§ WHAT THE TASK ASKS
Transcribe the records below in full; pictures stay out of the copy.

§ MATERIAL TO PROCESS
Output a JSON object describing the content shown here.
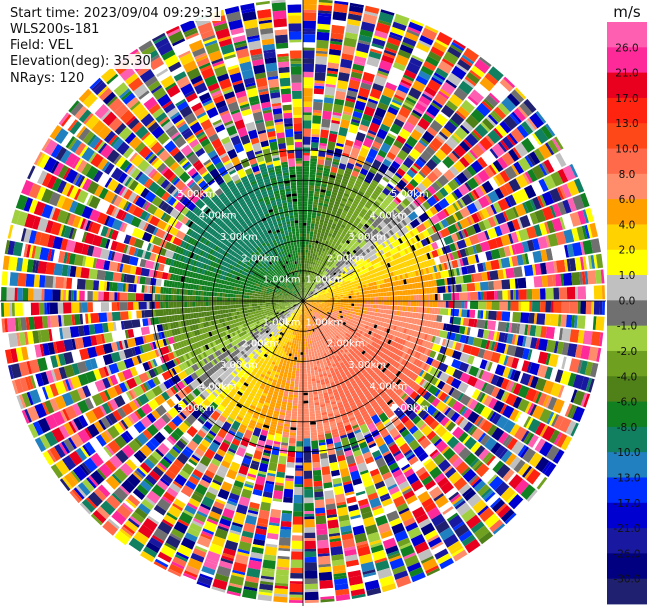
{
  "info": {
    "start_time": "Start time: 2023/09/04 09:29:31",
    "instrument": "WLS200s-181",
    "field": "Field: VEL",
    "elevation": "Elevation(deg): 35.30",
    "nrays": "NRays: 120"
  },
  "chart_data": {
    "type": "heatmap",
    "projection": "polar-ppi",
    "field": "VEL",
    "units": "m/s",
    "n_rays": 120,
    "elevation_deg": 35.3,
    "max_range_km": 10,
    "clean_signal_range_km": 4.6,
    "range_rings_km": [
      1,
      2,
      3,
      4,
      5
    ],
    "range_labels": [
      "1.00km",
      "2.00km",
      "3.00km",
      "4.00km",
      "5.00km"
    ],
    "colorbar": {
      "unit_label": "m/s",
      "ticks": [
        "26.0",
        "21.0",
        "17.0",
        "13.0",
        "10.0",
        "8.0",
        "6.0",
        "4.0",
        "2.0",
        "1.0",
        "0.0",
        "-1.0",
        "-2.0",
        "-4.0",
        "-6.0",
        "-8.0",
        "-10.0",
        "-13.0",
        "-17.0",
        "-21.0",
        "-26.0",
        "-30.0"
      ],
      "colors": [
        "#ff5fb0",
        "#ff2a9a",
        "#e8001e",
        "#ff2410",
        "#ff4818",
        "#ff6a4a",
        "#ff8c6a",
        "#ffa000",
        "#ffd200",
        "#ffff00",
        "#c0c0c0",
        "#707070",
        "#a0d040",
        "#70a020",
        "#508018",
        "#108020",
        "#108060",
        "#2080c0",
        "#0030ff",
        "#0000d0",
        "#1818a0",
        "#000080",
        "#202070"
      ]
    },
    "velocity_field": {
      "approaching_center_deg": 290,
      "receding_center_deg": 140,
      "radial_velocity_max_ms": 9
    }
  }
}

§ ANSWER TO THIS PROBLEM
Output a JSON object describing the content shown here.
{
  "info": {
    "start_time": "Start time: 2023/09/04 09:29:31",
    "instrument": "WLS200s-181",
    "field": "Field: VEL",
    "elevation": "Elevation(deg): 35.30",
    "nrays": "NRays: 120"
  },
  "chart_data": {
    "type": "heatmap",
    "projection": "polar-ppi",
    "field": "VEL",
    "units": "m/s",
    "n_rays": 120,
    "elevation_deg": 35.3,
    "max_range_km": 10,
    "clean_signal_range_km": 4.6,
    "range_rings_km": [
      1,
      2,
      3,
      4,
      5
    ],
    "range_labels": [
      "1.00km",
      "2.00km",
      "3.00km",
      "4.00km",
      "5.00km"
    ],
    "colorbar": {
      "unit_label": "m/s",
      "ticks": [
        "26.0",
        "21.0",
        "17.0",
        "13.0",
        "10.0",
        "8.0",
        "6.0",
        "4.0",
        "2.0",
        "1.0",
        "0.0",
        "-1.0",
        "-2.0",
        "-4.0",
        "-6.0",
        "-8.0",
        "-10.0",
        "-13.0",
        "-17.0",
        "-21.0",
        "-26.0",
        "-30.0"
      ],
      "colors": [
        "#ff5fb0",
        "#ff2a9a",
        "#e8001e",
        "#ff2410",
        "#ff4818",
        "#ff6a4a",
        "#ff8c6a",
        "#ffa000",
        "#ffd200",
        "#ffff00",
        "#c0c0c0",
        "#707070",
        "#a0d040",
        "#70a020",
        "#508018",
        "#108020",
        "#108060",
        "#2080c0",
        "#0030ff",
        "#0000d0",
        "#1818a0",
        "#000080",
        "#202070"
      ]
    },
    "velocity_field": {
      "approaching_center_deg": 290,
      "receding_center_deg": 140,
      "radial_velocity_max_ms": 9
    }
  }
}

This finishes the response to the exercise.